WHAT TO DO: Quote the whole listing word for word. Do not include the pictures.

DATA SHOWN:
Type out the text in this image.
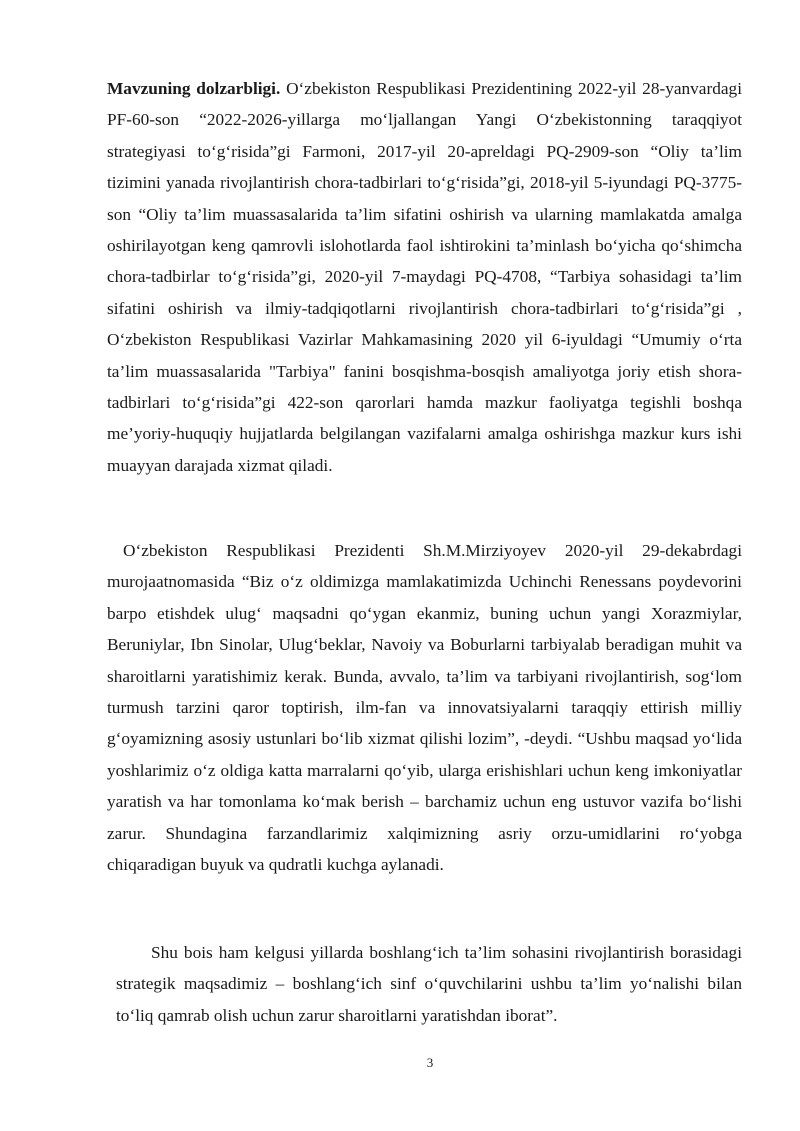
Mavzuning dolzarbligi. O‘zbekiston Respublikasi Prezidentining 2022-yil 28-yanvardagi PF-60-son “2022-2026-yillarga mo‘ljallangan Yangi O‘zbekistonning taraqqiyot strategiyasi to‘g‘risida”gi Farmoni, 2017-yil 20-apreldagi PQ-2909-son “Oliy ta’lim tizimini yanada rivojlantirish chora-tadbirlari to‘g‘risida”gi, 2018-yil 5-iyundagi PQ-3775-son “Oliy ta’lim muassasalarida ta’lim sifatini oshirish va ularning mamlakatda amalga oshirilayotgan keng qamrovli islohotlarda faol ishtirokini ta’minlash bo‘yicha qo‘shimcha chora-tadbirlar to‘g‘risida”gi, 2020-yil 7-maydagi PQ-4708, “Tarbiya sohasidagi ta’lim sifatini oshirish va ilmiy-tadqiqotlarni rivojlantirish chora-tadbirlari to‘g‘risida”gi , O‘zbekiston Respublikasi Vazirlar Mahkamasining 2020 yil 6-iyuldagi “Umumiy o‘rta ta’lim muassasalarida "Tarbiya" fanini bosqishma-bosqish amaliyotga joriy etish shora-tadbirlari to‘g‘risida”gi 422-son qarorlari hamda mazkur faoliyatga tegishli boshqa me’yoriy-huquqiy hujjatlarda belgilangan vazifalarni amalga oshirishga mazkur kurs ishi muayyan darajada xizmat qiladi.

O‘zbekiston Respublikasi Prezidenti Sh.M.Mirziyoyev 2020-yil 29-dekabrdagi murojaatnomasida “Biz o‘z oldimizga mamlakatimizda Uchinchi Renessans poydevorini barpo etishdek ulug‘ maqsadni qo‘ygan ekanmiz, buning uchun yangi Xorazmiylar, Beruniylar, Ibn Sinolar, Ulug‘beklar, Navoiy va Boburlarni tarbiyalab beradigan muhit va sharoitlarni yaratishimiz kerak. Bunda, avvalo, ta’lim va tarbiyani rivojlantirish, sog‘lom turmush tarzini qaror toptirish, ilm-fan va innovatsiyalarni taraqqiy ettirish milliy g‘oyamizning asosiy ustunlari bo‘lib xizmat qilishi lozim”, -deydi. “Ushbu maqsad yo‘lida yoshlarimiz o‘z oldiga katta marralarni qo‘yib, ularga erishishlari uchun keng imkoniyatlar yaratish va har tomonlama ko‘mak berish – barchamiz uchun eng ustuvor vazifa bo‘lishi zarur. Shundagina farzandlarimiz xalqimizning asriy orzu-umidlarini ro‘yobga chiqaradigan buyuk va qudratli kuchga aylanadi.

Shu bois ham kelgusi yillarda boshlang‘ich ta’lim sohasini rivojlantirish borasidagi strategik maqsadimiz – boshlang‘ich sinf o‘quvchilarini ushbu ta’lim yo‘nalishi bilan to‘liq qamrab olish uchun zarur sharoitlarni yaratishdan iborat”.

3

FINISHED TASK:
Type out the text in this image.
Mavzuning dolzarbligi. O‘zbekiston Respublikasi Prezidentining 2022-yil 28-yanvardagi PF-60-son “2022-2026-yillarga mo‘ljallangan Yangi O‘zbekistonning taraqqiyot strategiyasi to‘g‘risida”gi Farmoni, 2017-yil 20-apreldagi PQ-2909-son “Oliy ta’lim tizimini yanada rivojlantirish chora-tadbirlari to‘g‘risida”gi, 2018-yil 5-iyundagi PQ-3775-son “Oliy ta’lim muassasalarida ta’lim sifatini oshirish va ularning mamlakatda amalga oshirilayotgan keng qamrovli islohotlarda faol ishtirokini ta’minlash bo‘yicha qo‘shimcha chora-tadbirlar to‘g‘risida”gi, 2020-yil 7-maydagi PQ-4708, “Tarbiya sohasidagi ta’lim sifatini oshirish va ilmiy-tadqiqotlarni rivojlantirish chora-tadbirlari to‘g‘risida”gi , O‘zbekiston Respublikasi Vazirlar Mahkamasining 2020 yil 6-iyuldagi “Umumiy o‘rta ta’lim muassasalarida "Tarbiya" fanini bosqishma-bosqish amaliyotga joriy etish shora-tadbirlari to‘g‘risida”gi 422-son qarorlari hamda mazkur faoliyatga tegishli boshqa me’yoriy-huquqiy hujjatlarda belgilangan vazifalarni amalga oshirishga mazkur kurs ishi muayyan darajada xizmat qiladi.

O‘zbekiston Respublikasi Prezidenti Sh.M.Mirziyoyev 2020-yil 29-dekabrdagi murojaatnomasida “Biz o‘z oldimizga mamlakatimizda Uchinchi Renessans poydevorini barpo etishdek ulug‘ maqsadni qo‘ygan ekanmiz, buning uchun yangi Xorazmiylar, Beruniylar, Ibn Sinolar, Ulug‘beklar, Navoiy va Boburlarni tarbiyalab beradigan muhit va sharoitlarni yaratishimiz kerak. Bunda, avvalo, ta’lim va tarbiyani rivojlantirish, sog‘lom turmush tarzini qaror toptirish, ilm-fan va innovatsiyalarni taraqqiy ettirish milliy g‘oyamizning asosiy ustunlari bo‘lib xizmat qilishi lozim”, -deydi. “Ushbu maqsad yo‘lida yoshlarimiz o‘z oldiga katta marralarni qo‘yib, ularga erishishlari uchun keng imkoniyatlar yaratish va har tomonlama ko‘mak berish – barchamiz uchun eng ustuvor vazifa bo‘lishi zarur. Shundagina farzandlarimiz xalqimizning asriy orzu-umidlarini ro‘yobga chiqaradigan buyuk va qudratli kuchga aylanadi.

Shu bois ham kelgusi yillarda boshlang‘ich ta’lim sohasini rivojlantirish borasidagi strategik maqsadimiz – boshlang‘ich sinf o‘quvchilarini ushbu ta’lim yo‘nalishi bilan to‘liq qamrab olish uchun zarur sharoitlarni yaratishdan iborat”.

3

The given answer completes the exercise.